YOUR GOAL:
Repeat the entries below word for word, from the first line through the line that contains "ribbon-decoration — [113, 774, 597, 839]".

AVAILABLE DATA:
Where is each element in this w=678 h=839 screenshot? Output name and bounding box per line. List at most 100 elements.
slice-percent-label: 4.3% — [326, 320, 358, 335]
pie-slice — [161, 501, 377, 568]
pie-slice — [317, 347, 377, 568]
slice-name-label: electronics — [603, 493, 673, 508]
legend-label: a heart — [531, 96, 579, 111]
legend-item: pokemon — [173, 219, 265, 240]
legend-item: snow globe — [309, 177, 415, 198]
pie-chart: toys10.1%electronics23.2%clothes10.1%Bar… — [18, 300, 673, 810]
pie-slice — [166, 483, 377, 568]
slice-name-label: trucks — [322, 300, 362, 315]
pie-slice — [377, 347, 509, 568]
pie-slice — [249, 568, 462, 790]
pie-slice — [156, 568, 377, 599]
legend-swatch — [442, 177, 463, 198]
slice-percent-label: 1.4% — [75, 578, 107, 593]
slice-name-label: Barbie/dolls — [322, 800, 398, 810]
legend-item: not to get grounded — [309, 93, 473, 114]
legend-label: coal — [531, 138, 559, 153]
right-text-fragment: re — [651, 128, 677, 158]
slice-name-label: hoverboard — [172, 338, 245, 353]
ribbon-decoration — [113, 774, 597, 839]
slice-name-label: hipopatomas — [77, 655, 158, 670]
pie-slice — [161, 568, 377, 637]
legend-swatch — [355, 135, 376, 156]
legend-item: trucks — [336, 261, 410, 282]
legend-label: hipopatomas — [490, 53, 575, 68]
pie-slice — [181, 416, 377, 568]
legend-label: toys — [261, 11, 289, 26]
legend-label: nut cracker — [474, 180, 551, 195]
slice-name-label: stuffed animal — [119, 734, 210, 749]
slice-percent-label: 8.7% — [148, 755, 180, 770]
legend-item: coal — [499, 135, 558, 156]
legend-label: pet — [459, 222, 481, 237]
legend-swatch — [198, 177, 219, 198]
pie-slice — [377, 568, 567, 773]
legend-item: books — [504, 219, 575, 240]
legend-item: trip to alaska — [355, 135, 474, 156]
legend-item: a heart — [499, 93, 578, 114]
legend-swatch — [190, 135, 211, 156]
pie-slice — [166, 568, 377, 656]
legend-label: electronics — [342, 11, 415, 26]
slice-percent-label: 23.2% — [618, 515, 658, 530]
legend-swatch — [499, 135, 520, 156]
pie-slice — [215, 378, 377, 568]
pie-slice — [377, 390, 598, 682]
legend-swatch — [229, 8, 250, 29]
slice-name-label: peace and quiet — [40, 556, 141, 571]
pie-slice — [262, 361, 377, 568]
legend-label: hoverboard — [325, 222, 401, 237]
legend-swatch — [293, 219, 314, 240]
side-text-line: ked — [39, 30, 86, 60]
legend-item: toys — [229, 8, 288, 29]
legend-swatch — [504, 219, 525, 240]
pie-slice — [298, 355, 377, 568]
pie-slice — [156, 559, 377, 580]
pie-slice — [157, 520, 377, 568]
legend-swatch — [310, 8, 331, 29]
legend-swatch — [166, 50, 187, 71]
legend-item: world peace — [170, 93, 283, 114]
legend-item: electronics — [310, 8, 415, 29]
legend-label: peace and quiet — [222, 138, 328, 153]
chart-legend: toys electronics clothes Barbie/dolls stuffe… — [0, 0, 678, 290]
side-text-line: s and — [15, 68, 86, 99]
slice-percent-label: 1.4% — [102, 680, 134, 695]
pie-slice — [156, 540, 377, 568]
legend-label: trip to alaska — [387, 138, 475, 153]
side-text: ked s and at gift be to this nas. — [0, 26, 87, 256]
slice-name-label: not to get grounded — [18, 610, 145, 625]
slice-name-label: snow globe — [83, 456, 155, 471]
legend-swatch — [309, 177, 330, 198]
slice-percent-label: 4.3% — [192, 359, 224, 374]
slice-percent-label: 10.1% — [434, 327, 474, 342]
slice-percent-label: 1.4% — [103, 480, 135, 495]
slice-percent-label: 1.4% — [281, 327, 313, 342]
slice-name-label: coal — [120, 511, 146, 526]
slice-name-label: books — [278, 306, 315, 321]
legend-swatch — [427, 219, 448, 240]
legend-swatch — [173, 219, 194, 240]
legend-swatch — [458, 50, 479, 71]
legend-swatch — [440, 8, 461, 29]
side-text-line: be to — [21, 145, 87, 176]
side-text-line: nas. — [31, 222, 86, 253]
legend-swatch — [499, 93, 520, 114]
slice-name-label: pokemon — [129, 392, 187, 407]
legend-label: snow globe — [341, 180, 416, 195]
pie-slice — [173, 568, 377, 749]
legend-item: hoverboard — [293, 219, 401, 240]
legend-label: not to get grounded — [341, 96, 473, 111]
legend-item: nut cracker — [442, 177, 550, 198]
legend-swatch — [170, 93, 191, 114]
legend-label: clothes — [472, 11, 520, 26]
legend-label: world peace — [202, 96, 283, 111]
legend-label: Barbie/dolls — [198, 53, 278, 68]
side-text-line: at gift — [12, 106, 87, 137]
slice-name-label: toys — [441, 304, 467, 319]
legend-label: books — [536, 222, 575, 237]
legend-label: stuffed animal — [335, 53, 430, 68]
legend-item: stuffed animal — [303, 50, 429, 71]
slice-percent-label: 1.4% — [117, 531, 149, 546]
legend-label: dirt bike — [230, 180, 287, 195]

WRITTEN RESPONSE:
Where is each element in this w=678 h=839 screenshot? Output name and bounding box per line. List at most 100 elements.
slice-percent-label: 4.3% — [326, 320, 358, 335]
pie-slice — [161, 501, 377, 568]
pie-slice — [317, 347, 377, 568]
slice-name-label: electronics — [603, 493, 673, 508]
legend-label: a heart — [531, 96, 579, 111]
legend-item: pokemon — [173, 219, 265, 240]
legend-item: snow globe — [309, 177, 415, 198]
pie-chart: toys10.1%electronics23.2%clothes10.1%Bar… — [18, 300, 673, 810]
pie-slice — [166, 483, 377, 568]
slice-name-label: trucks — [322, 300, 362, 315]
pie-slice — [377, 347, 509, 568]
pie-slice — [249, 568, 462, 790]
pie-slice — [156, 568, 377, 599]
legend-swatch — [442, 177, 463, 198]
slice-percent-label: 1.4% — [75, 578, 107, 593]
slice-name-label: Barbie/dolls — [322, 800, 398, 810]
legend-item: not to get grounded — [309, 93, 473, 114]
legend-label: coal — [531, 138, 559, 153]
right-text-fragment: re — [651, 128, 677, 158]
slice-name-label: hoverboard — [172, 338, 245, 353]
ribbon-decoration — [113, 774, 597, 839]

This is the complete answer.